** Start Data lines **

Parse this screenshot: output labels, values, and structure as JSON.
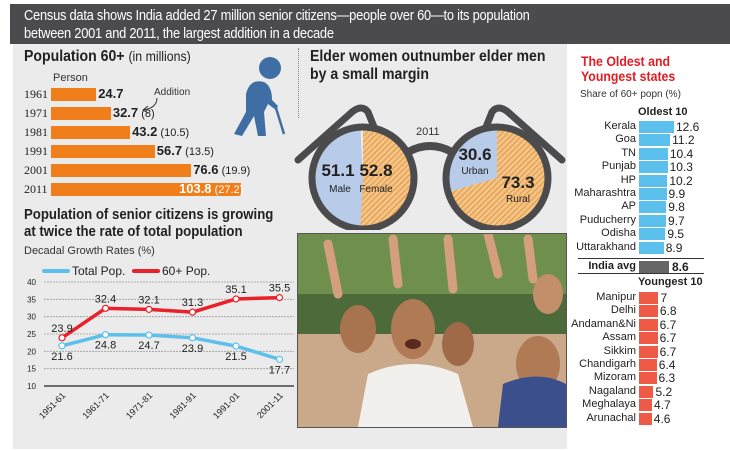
{
  "header": {
    "line1": "Census data shows India added 27 million senior citizens—people over 60—to its population",
    "line2": "between 2001 and  2011, the largest addition in a decade"
  },
  "colors": {
    "orange": "#f07f1b",
    "blue": "#5bc0eb",
    "red": "#e8212a",
    "light_blue": "#b8cbe8",
    "hatch_orange": "#e9a55b",
    "dark": "#4b4b4d",
    "icon_blue": "#3e6ea3",
    "title_red": "#e31b23"
  },
  "chart_data": [
    {
      "type": "bar",
      "orientation": "horizontal",
      "title": "Population 60+",
      "title_suffix": "(in millions)",
      "column_label": "Person",
      "annotation": "Addition",
      "categories": [
        "1961",
        "1971",
        "1981",
        "1991",
        "2001",
        "2011"
      ],
      "values": [
        24.7,
        32.7,
        43.2,
        56.7,
        76.6,
        103.8
      ],
      "additions": [
        null,
        "8",
        "10.5",
        "13.5",
        "19.9",
        "27.2"
      ],
      "labels": [
        "24.7",
        "32.7",
        "43.2",
        "56.7",
        "76.6",
        "103.8"
      ],
      "addition_labels": [
        "",
        "(8)",
        "(10.5)",
        "(13.5)",
        "(19.9)",
        "(27.2)"
      ]
    },
    {
      "type": "pie",
      "title": "Elder women outnumber elder men by a small margin",
      "year": "2011",
      "pies": [
        {
          "name": "gender",
          "slices": [
            {
              "label": "Male",
              "value": 51.1,
              "text": "51.1"
            },
            {
              "label": "Female",
              "value": 52.8,
              "text": "52.8"
            }
          ]
        },
        {
          "name": "location",
          "slices": [
            {
              "label": "Urban",
              "value": 30.6,
              "text": "30.6"
            },
            {
              "label": "Rural",
              "value": 73.3,
              "text": "73.3"
            }
          ]
        }
      ]
    },
    {
      "type": "line",
      "title_line1": "Population of senior citizens is growing",
      "title_line2": "at twice the rate of total population",
      "ylabel": "Decadal Growth Rates (%)",
      "categories": [
        "1951-61",
        "1961-71",
        "1971-81",
        "1981-91",
        "1991-01",
        "2001-11"
      ],
      "series": [
        {
          "name": "Total Pop.",
          "values": [
            21.6,
            24.8,
            24.7,
            23.9,
            21.5,
            17.7
          ],
          "labels": [
            "21.6",
            "24.8",
            "24.7",
            "23.9",
            "21.5",
            "17.7"
          ]
        },
        {
          "name": "60+ Pop.",
          "values": [
            23.9,
            32.4,
            32.1,
            31.3,
            35.1,
            35.5
          ],
          "labels": [
            "23.9",
            "32.4",
            "32.1",
            "31.3",
            "35.1",
            "35.5"
          ]
        }
      ],
      "ylim": [
        10,
        40
      ],
      "yticks": [
        "10",
        "15",
        "20",
        "25",
        "30",
        "35",
        "40"
      ],
      "grid": true,
      "legend": "top-left"
    },
    {
      "type": "bar",
      "orientation": "horizontal",
      "title_line1": "The Oldest and",
      "title_line2": "Youngest states",
      "subtitle": "Share of 60+ popn (%)",
      "oldest_label": "Oldest 10",
      "oldest": [
        {
          "state": "Kerala",
          "value": 12.6,
          "text": "12.6"
        },
        {
          "state": "Goa",
          "value": 11.2,
          "text": "11.2"
        },
        {
          "state": "TN",
          "value": 10.4,
          "text": "10.4"
        },
        {
          "state": "Punjab",
          "value": 10.3,
          "text": "10.3"
        },
        {
          "state": "HP",
          "value": 10.2,
          "text": "10.2"
        },
        {
          "state": "Maharashtra",
          "value": 9.9,
          "text": "9.9"
        },
        {
          "state": "AP",
          "value": 9.8,
          "text": "9.8"
        },
        {
          "state": "Puducherry",
          "value": 9.7,
          "text": "9.7"
        },
        {
          "state": "Odisha",
          "value": 9.5,
          "text": "9.5"
        },
        {
          "state": "Uttarakhand",
          "value": 8.9,
          "text": "8.9"
        }
      ],
      "average": {
        "state": "India avg",
        "value": 8.6,
        "text": "8.6"
      },
      "youngest_label": "Youngest 10",
      "youngest": [
        {
          "state": "Manipur",
          "value": 7,
          "text": "7"
        },
        {
          "state": "Delhi",
          "value": 6.8,
          "text": "6.8"
        },
        {
          "state": "Andaman&Ni",
          "value": 6.7,
          "text": "6.7"
        },
        {
          "state": "Assam",
          "value": 6.7,
          "text": "6.7"
        },
        {
          "state": "Sikkim",
          "value": 6.7,
          "text": "6.7"
        },
        {
          "state": "Chandigarh",
          "value": 6.4,
          "text": "6.4"
        },
        {
          "state": "Mizoram",
          "value": 6.3,
          "text": "6.3"
        },
        {
          "state": "Nagaland",
          "value": 5.2,
          "text": "5.2"
        },
        {
          "state": "Meghalaya",
          "value": 4.7,
          "text": "4.7"
        },
        {
          "state": "Arunachal",
          "value": 4.6,
          "text": "4.6"
        }
      ]
    }
  ],
  "photo": {
    "description": "laughing-senior-citizens-photo"
  }
}
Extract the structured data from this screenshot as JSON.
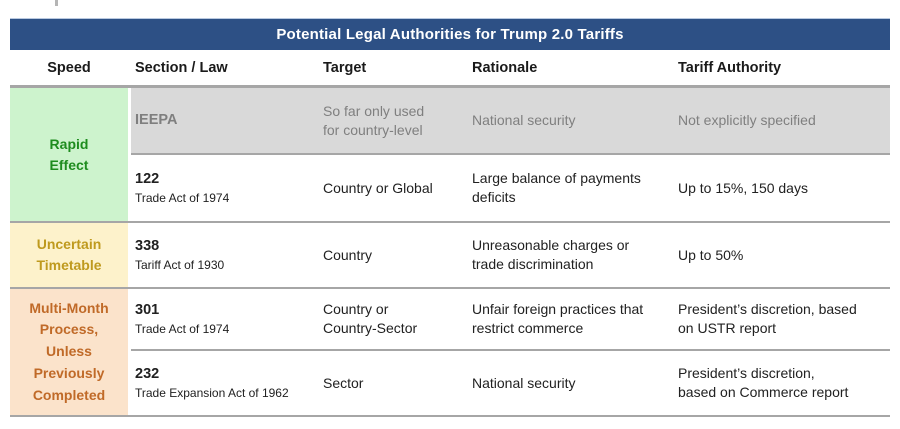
{
  "title": "Potential Legal Authorities for Trump 2.0 Tariffs",
  "header": {
    "speed": "Speed",
    "section_law": "Section / Law",
    "target": "Target",
    "rationale": "Rationale",
    "tariff_authority": "Tariff Authority"
  },
  "speed_groups": [
    {
      "label": "Rapid\nEffect"
    },
    {
      "label": "Uncertain\nTimetable"
    },
    {
      "label": "Multi-Month\nProcess,\nUnless\nPreviously\nCompleted"
    }
  ],
  "rows": [
    {
      "section": "IEEPA",
      "law": "",
      "target": "So far only used\nfor country-level",
      "rationale": "National security",
      "authority": "Not explicitly specified"
    },
    {
      "section": "122",
      "law": "Trade Act of 1974",
      "target": "Country or Global",
      "rationale": "Large balance of payments\ndeficits",
      "authority": "Up to 15%, 150 days"
    },
    {
      "section": "338",
      "law": "Tariff Act of 1930",
      "target": "Country",
      "rationale": "Unreasonable charges or\ntrade discrimination",
      "authority": "Up to 50%"
    },
    {
      "section": "301",
      "law": "Trade Act of 1974",
      "target": "Country or\nCountry-Sector",
      "rationale": "Unfair foreign practices that\nrestrict commerce",
      "authority": "President’s discretion, based\non USTR report"
    },
    {
      "section": "232",
      "law": "Trade Expansion Act of 1962",
      "target": "Sector",
      "rationale": "National security",
      "authority": "President’s discretion,\nbased on Commerce report"
    }
  ],
  "colors": {
    "title_bar": "#2d5085",
    "rapid_bg": "#cdf3cd",
    "rapid_text": "#1e8c1e",
    "uncertain_bg": "#fdf2cb",
    "uncertain_text": "#bf9a1e",
    "multi_bg": "#fbe3cb",
    "multi_text": "#c06a28",
    "muted_row_bg": "#d9d9d9",
    "muted_row_text": "#7f7f7f",
    "divider": "#a6a6a6"
  },
  "chart_data": {
    "type": "table",
    "title": "Potential Legal Authorities for Trump 2.0 Tariffs",
    "columns": [
      "Speed",
      "Section / Law",
      "Target",
      "Rationale",
      "Tariff Authority"
    ],
    "rows": [
      [
        "Rapid Effect",
        "IEEPA",
        "So far only used for country-level",
        "National security",
        "Not explicitly specified"
      ],
      [
        "Rapid Effect",
        "122 — Trade Act of 1974",
        "Country or Global",
        "Large balance of payments deficits",
        "Up to 15%, 150 days"
      ],
      [
        "Uncertain Timetable",
        "338 — Tariff Act of 1930",
        "Country",
        "Unreasonable charges or trade discrimination",
        "Up to 50%"
      ],
      [
        "Multi-Month Process, Unless Previously Completed",
        "301 — Trade Act of 1974",
        "Country or Country-Sector",
        "Unfair foreign practices that restrict commerce",
        "President’s discretion, based on USTR report"
      ],
      [
        "Multi-Month Process, Unless Previously Completed",
        "232 — Trade Expansion Act of 1962",
        "Sector",
        "National security",
        "President’s discretion, based on Commerce report"
      ]
    ],
    "legend_position": "none",
    "grid": "horizontal-dividers"
  }
}
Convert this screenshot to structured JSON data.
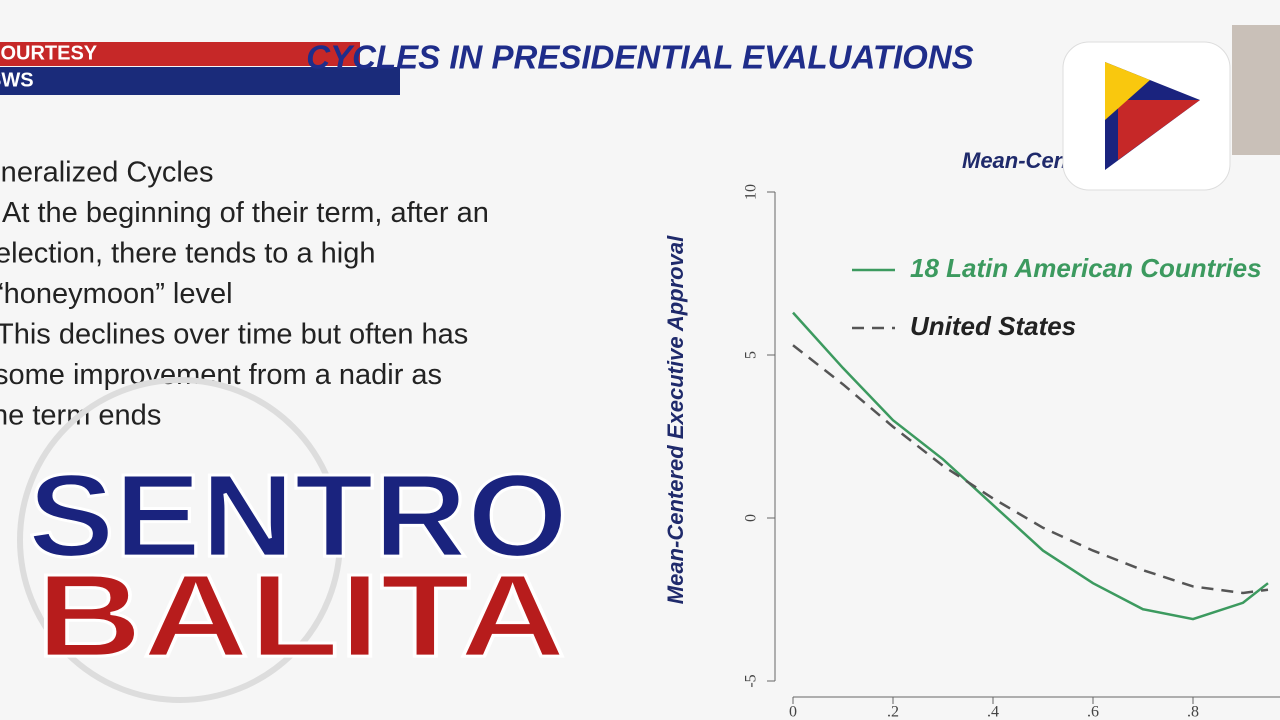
{
  "overlay": {
    "courtesy": [
      "COURTESY",
      "SWS"
    ],
    "show_title": [
      "SENTRO",
      "BALITA"
    ]
  },
  "slide": {
    "title": "CYCLES IN PRESIDENTIAL EVALUATIONS",
    "bullets": [
      [
        "Generalized Cycles"
      ],
      [
        "At the beginning of their term, after an",
        "election, there tends to a high",
        "“honeymoon” level"
      ],
      [
        "This declines over time but often has",
        "some improvement from a nadir as",
        "the term ends"
      ]
    ]
  },
  "chart_data": {
    "type": "line",
    "title": "Mean-Centered",
    "ylabel": "Mean-Centered Executive Approval",
    "x": [
      0,
      0.1,
      0.2,
      0.3,
      0.4,
      0.5,
      0.6,
      0.7,
      0.8,
      0.9,
      0.95
    ],
    "series": [
      {
        "name": "18 Latin American Countries",
        "color": "#3c9a5f",
        "dash": false,
        "values": [
          6.3,
          4.6,
          3.0,
          1.8,
          0.4,
          -1.0,
          -2.0,
          -2.8,
          -3.1,
          -2.6,
          -2.0
        ]
      },
      {
        "name": "United States",
        "color": "#555555",
        "dash": true,
        "values": [
          5.3,
          4.1,
          2.8,
          1.6,
          0.6,
          -0.3,
          -1.0,
          -1.6,
          -2.1,
          -2.3,
          -2.2
        ]
      }
    ],
    "xlim": [
      0,
      1
    ],
    "ylim": [
      -5,
      10
    ],
    "xticks": [
      0,
      {
        "value": 0.2,
        "label": ".2"
      },
      {
        "value": 0.4,
        "label": ".4"
      },
      {
        "value": 0.6,
        "label": ".6"
      },
      {
        "value": 0.8,
        "label": ".8"
      }
    ],
    "yticks": [
      -5,
      0,
      5,
      10
    ]
  }
}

** End Data lines **

The task >>
Your answer should be a single number: the count of lines that contain "Unfair".

Output of the task >>
2